Material for this exercise
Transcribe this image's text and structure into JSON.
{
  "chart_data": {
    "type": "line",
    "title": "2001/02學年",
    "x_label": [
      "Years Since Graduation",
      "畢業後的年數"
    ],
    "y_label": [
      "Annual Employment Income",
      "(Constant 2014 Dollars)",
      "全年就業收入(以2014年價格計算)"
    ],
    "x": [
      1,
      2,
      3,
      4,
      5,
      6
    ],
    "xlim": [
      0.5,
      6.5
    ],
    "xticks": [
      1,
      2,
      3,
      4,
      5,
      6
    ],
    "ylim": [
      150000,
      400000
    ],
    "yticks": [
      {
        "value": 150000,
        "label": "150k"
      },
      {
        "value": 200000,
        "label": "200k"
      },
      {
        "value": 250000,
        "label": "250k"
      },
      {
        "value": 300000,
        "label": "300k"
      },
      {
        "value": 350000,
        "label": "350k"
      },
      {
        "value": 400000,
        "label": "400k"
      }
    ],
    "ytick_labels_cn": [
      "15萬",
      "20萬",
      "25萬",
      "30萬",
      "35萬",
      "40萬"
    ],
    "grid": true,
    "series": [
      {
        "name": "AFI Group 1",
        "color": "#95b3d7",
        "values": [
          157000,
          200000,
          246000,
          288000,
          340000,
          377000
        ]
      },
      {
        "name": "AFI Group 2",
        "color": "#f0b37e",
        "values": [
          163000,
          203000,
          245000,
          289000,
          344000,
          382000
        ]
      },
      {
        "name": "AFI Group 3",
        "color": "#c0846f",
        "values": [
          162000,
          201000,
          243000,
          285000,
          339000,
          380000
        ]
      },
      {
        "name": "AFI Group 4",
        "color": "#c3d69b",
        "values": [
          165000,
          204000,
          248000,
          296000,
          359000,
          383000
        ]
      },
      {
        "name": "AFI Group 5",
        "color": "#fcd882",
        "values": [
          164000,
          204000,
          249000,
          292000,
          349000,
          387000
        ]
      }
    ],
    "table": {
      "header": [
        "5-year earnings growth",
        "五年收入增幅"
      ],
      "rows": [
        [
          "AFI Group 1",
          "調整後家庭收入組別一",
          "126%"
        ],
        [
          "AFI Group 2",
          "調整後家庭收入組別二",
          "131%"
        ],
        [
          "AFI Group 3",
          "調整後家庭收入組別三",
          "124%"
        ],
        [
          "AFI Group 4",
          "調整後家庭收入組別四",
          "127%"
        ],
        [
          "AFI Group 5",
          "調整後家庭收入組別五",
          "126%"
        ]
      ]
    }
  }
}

Task description
Across the entries above, how many lines contain "name"? Provide only the count.

The answer
5